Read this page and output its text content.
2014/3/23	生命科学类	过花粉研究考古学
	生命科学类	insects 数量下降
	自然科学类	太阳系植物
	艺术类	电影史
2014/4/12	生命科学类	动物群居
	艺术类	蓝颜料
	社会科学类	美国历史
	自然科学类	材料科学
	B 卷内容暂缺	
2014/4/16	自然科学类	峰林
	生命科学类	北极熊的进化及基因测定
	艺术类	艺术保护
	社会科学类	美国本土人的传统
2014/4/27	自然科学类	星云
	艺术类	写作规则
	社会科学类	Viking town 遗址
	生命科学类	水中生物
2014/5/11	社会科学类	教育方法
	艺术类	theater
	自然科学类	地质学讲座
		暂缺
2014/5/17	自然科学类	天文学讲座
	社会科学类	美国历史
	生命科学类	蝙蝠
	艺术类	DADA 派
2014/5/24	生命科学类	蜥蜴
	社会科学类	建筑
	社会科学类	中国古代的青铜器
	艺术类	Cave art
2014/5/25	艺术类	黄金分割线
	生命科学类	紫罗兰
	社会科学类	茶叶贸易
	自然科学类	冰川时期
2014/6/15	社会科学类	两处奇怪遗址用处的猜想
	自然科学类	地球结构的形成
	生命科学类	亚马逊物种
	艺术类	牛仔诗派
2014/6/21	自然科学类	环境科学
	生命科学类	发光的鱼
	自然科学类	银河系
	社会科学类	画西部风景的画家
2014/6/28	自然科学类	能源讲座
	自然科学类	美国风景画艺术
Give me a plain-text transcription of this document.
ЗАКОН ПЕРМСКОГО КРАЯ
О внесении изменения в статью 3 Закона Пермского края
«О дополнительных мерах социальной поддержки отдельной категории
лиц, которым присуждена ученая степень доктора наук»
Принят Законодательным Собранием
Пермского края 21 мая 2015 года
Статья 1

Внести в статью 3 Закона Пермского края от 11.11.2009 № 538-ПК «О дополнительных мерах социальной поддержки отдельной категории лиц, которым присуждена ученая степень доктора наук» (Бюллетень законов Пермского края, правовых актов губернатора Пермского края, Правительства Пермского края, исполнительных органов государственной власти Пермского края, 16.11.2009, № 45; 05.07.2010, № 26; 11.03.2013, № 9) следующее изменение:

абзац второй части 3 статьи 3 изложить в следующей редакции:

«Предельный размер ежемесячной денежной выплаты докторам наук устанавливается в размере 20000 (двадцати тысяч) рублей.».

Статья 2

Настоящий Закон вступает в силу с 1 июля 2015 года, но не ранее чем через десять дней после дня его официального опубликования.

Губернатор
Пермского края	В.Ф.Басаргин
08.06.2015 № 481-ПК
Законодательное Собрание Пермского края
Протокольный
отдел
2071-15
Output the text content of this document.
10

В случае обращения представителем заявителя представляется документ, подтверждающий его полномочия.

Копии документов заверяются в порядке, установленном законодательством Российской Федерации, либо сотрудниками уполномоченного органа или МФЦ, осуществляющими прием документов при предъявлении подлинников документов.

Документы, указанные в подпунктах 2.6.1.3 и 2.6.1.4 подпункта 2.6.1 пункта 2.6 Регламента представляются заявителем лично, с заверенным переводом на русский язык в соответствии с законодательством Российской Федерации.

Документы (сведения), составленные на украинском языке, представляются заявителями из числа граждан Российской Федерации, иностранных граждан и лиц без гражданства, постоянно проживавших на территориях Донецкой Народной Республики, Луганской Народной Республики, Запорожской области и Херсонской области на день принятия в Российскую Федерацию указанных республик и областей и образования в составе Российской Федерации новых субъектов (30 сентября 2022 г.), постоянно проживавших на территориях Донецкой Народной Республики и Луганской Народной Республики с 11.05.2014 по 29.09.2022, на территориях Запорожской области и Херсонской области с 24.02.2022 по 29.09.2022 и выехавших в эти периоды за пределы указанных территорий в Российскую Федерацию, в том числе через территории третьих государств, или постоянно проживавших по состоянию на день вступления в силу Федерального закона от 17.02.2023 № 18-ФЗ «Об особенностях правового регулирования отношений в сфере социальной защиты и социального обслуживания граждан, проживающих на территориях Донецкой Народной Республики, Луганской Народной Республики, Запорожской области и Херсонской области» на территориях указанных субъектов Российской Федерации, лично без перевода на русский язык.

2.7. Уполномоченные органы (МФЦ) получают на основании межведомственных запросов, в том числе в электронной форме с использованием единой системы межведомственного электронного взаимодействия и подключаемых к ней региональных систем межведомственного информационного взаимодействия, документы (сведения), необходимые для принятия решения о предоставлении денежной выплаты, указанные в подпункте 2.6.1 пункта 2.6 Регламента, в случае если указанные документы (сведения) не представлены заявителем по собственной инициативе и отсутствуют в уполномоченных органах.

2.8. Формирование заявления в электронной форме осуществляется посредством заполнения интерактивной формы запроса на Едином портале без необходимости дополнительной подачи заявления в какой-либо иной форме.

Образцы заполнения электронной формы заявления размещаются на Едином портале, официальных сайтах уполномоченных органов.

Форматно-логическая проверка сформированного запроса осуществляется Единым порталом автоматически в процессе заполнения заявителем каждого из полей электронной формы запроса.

REQUIRED WORK>
Show each line of the data that contains the string "законодательством".

EXPECTED ANSWER>
Копии документов заверяются в порядке, установленном законодательством Российской Федерации, либо сотрудниками уполномоченного органа или МФЦ, осуществляющими прием документов при предъявлении подлинников документов.
Документы, указанные в подпунктах 2.6.1.3 и 2.6.1.4 подпункта 2.6.1 пункта 2.6 Регламента представляются заявителем лично, с заверенным переводом на русский язык в соответствии с законодательством Российской Федерации.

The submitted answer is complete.